(Records from a data source)
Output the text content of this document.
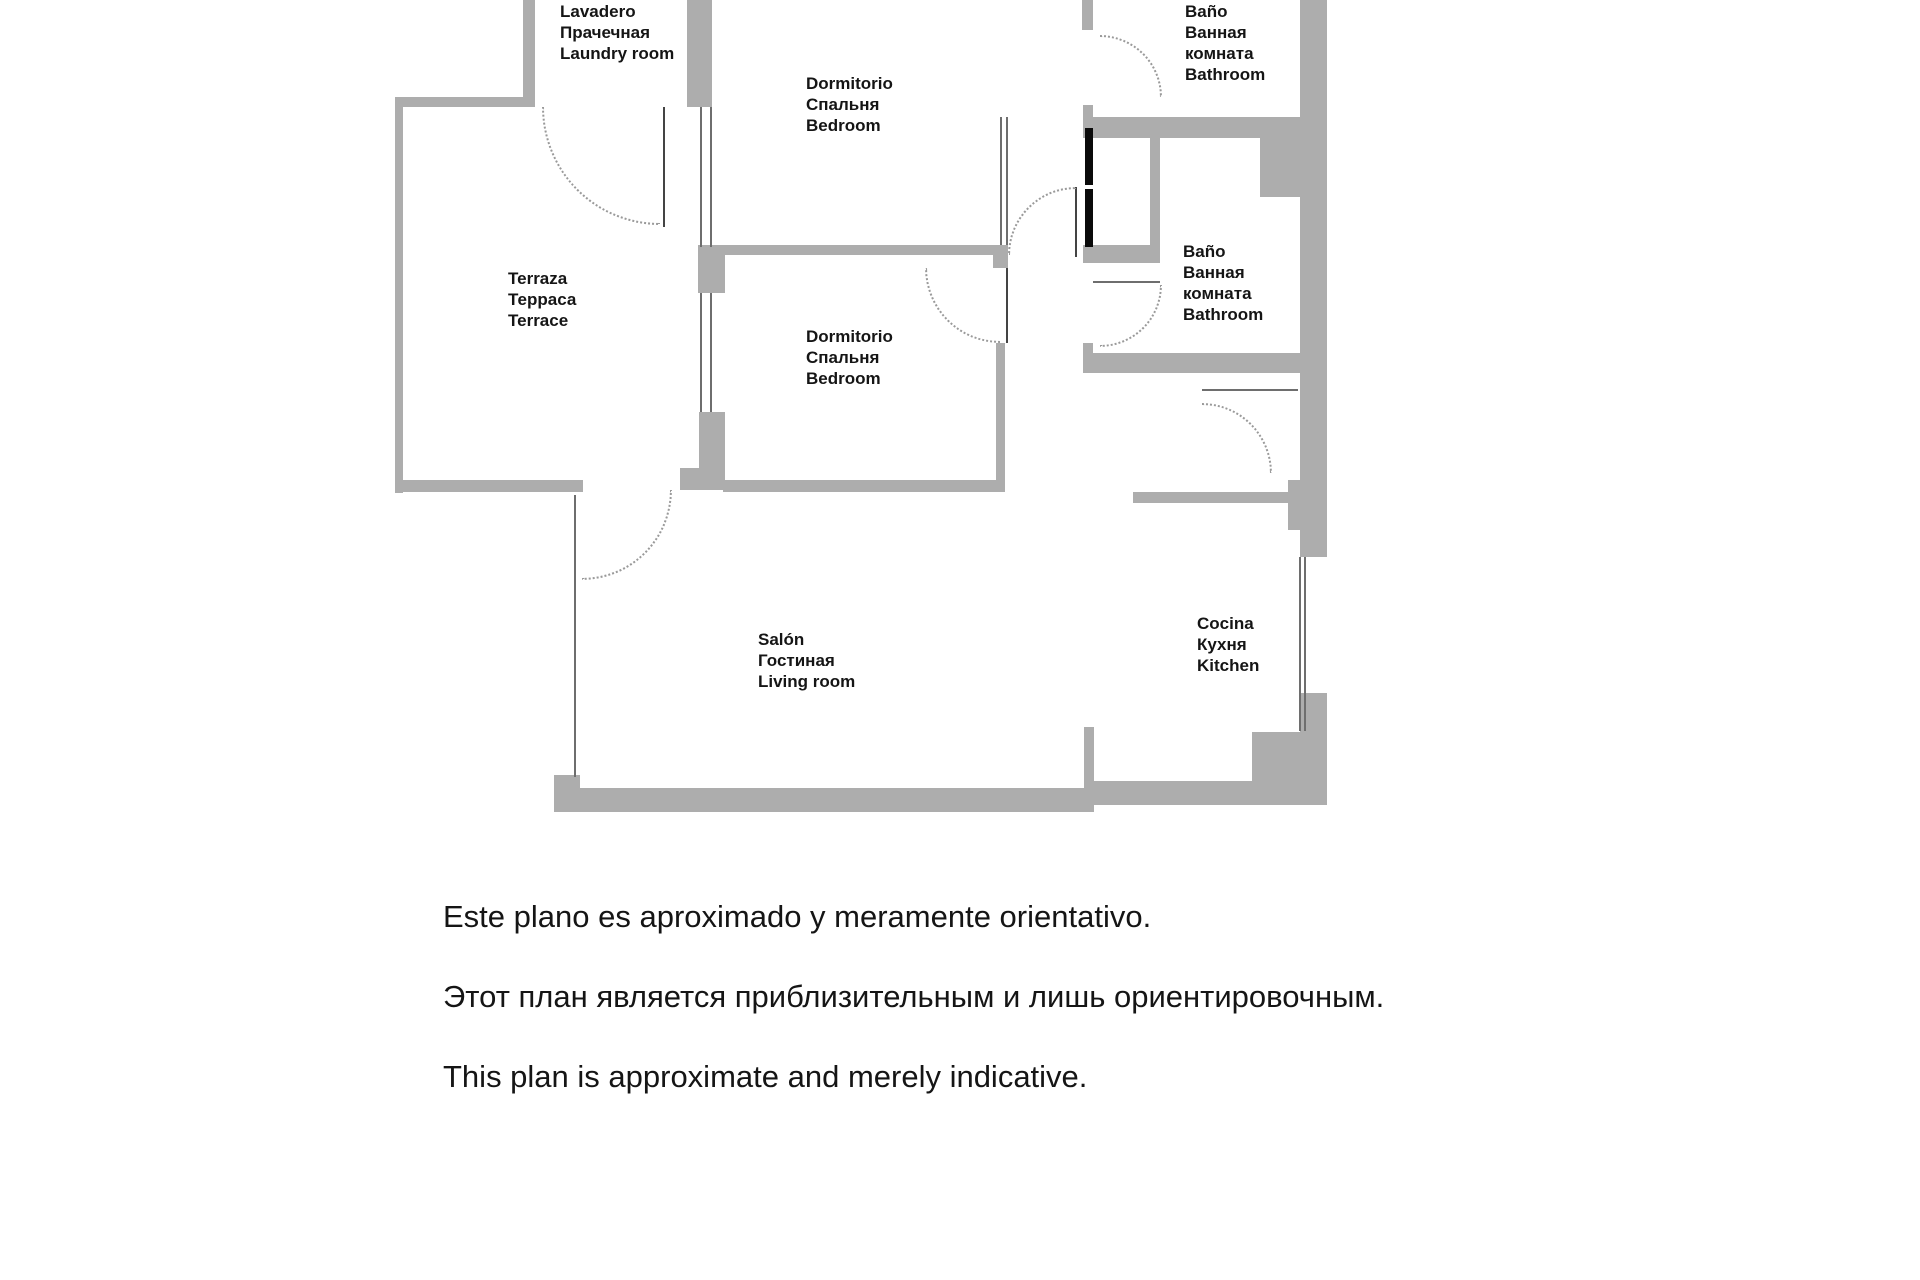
Lavadero
Прачечная
Laundry room
Dormitorio
Спальня
Bedroom
Baño
Ванная
комната
Bathroom
Terraza
Терраса
Terrace
Dormitorio
Спальня
Bedroom
Baño
Ванная
комната
Bathroom
Salón
Гостиная
Living room
Cocina
Кухня
Kitchen
Este plano es aproximado y meramente orientativo.
Этот план является приблизительным и лишь ориентировочным.
This plan is approximate and merely indicative.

TASK GOAL: Transcribe the complete set of entries verbatim. No pictures belong in the copy.

ANSWER FOR THE TASK:
Output the text content of this document.
Lavadero
Прачечная
Laundry room
Dormitorio
Спальня
Bedroom
Baño
Ванная
комната
Bathroom
Terraza
Терраса
Terrace
Dormitorio
Спальня
Bedroom
Baño
Ванная
комната
Bathroom
Salón
Гостиная
Living room
Cocina
Кухня
Kitchen
Este plano es aproximado y meramente orientativo.
Этот план является приблизительным и лишь ориентировочным.
This plan is approximate and merely indicative.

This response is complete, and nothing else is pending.